• Given instruction:
Go through the lines below and copy each one that holds the string "建设活力班级".

• Supplied data:
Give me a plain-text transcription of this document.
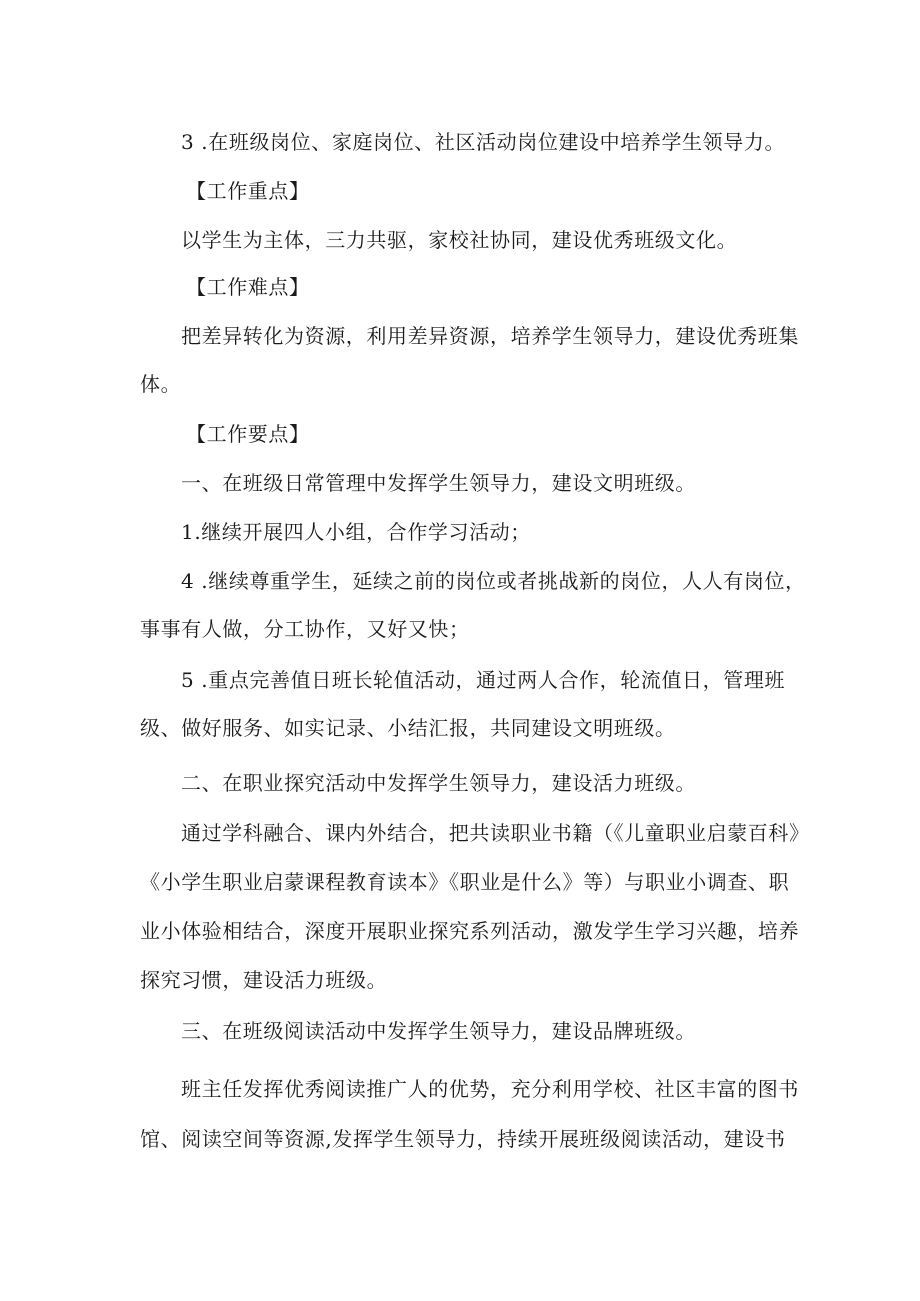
3 .在班级岗位、家庭岗位、社区活动岗位建设中培养学生领导力。
【工作重点】
以学生为主体，三力共驱，家校社协同，建设优秀班级文化。
【工作难点】
把差异转化为资源，利用差异资源，培养学生领导力，建设优秀班集
体。
【工作要点】
一、在班级日常管理中发挥学生领导力，建设文明班级。
1.继续开展四人小组，合作学习活动；
4 .继续尊重学生，延续之前的岗位或者挑战新的岗位，人人有岗位，
事事有人做，分工协作，又好又快；
5 .重点完善值日班长轮值活动，通过两人合作，轮流值日，管理班
级、做好服务、如实记录、小结汇报，共同建设文明班级。
二、在职业探究活动中发挥学生领导力，建设活力班级。
通过学科融合、课内外结合，把共读职业书籍（《儿童职业启蒙百科》
《小学生职业启蒙课程教育读本》《职业是什么》等）与职业小调查、职
业小体验相结合，深度开展职业探究系列活动，激发学生学习兴趣，培养
探究习惯，建设活力班级。
三、在班级阅读活动中发挥学生领导力，建设品牌班级。
班主任发挥优秀阅读推广人的优势，充分利用学校、社区丰富的图书
馆、阅读空间等资源,发挥学生领导力，持续开展班级阅读活动，建设书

• Task solution:
二、在职业探究活动中发挥学生领导力，建设活力班级。
探究习惯，建设活力班级。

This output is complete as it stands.